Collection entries
|---|

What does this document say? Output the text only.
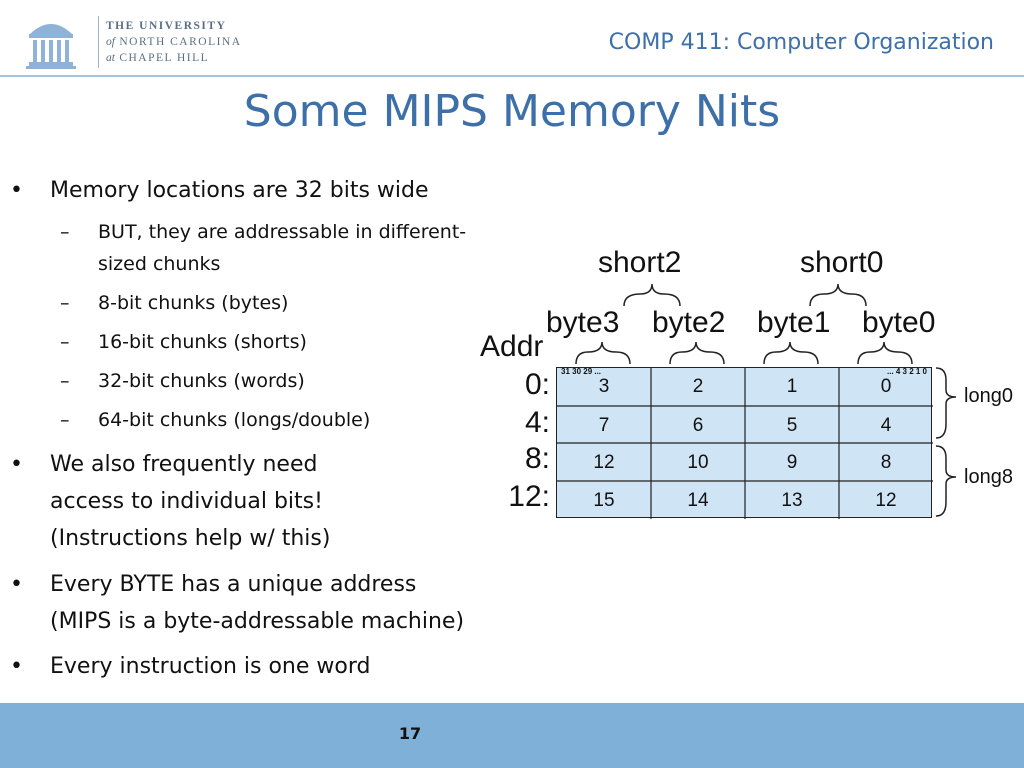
THE UNIVERSITY
of NORTH CAROLINA
at CHAPEL HILL
COMP 411: Computer Organization
Some MIPS Memory Nits
• Memory locations are 32 bits wide
– BUT, they are addressable in different-
sized chunks
– 8-bit chunks (bytes)
– 16-bit chunks (shorts)
– 32-bit chunks (words)
– 64-bit chunks (longs/double)
• We also frequently need
access to individual bits!
(Instructions help w/ this)
• Every BYTE has a unique address
(MIPS is a byte-addressable machine)
• Every instruction is one word
short2	short0
byte3 byte2 byte1 byte0
Addr
0:
4:
8:
12:
31 30 29 ...	... 4 3 2 1 0
3	2	1	0
7	6	5	4
12	10	9	8
15	14	13	12
long0
long8
17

|---|

§ Instructions for the task:
Reproduce the material above in full, exactly, with no images.

§ Response:
What does this document say? Output the text only.
THE UNIVERSITY
of NORTH CAROLINA
at CHAPEL HILL
COMP 411: Computer Organization
Some MIPS Memory Nits
• Memory locations are 32 bits wide
– BUT, they are addressable in different-
sized chunks
– 8-bit chunks (bytes)
– 16-bit chunks (shorts)
– 32-bit chunks (words)
– 64-bit chunks (longs/double)
• We also frequently need
access to individual bits!
(Instructions help w/ this)
• Every BYTE has a unique address
(MIPS is a byte-addressable machine)
• Every instruction is one word
short2	short0
byte3 byte2 byte1 byte0
Addr
0:
4:
8:
12:
31 30 29 ...	... 4 3 2 1 0
3	2	1	0
7	6	5	4
12	10	9	8
15	14	13	12
long0
long8
17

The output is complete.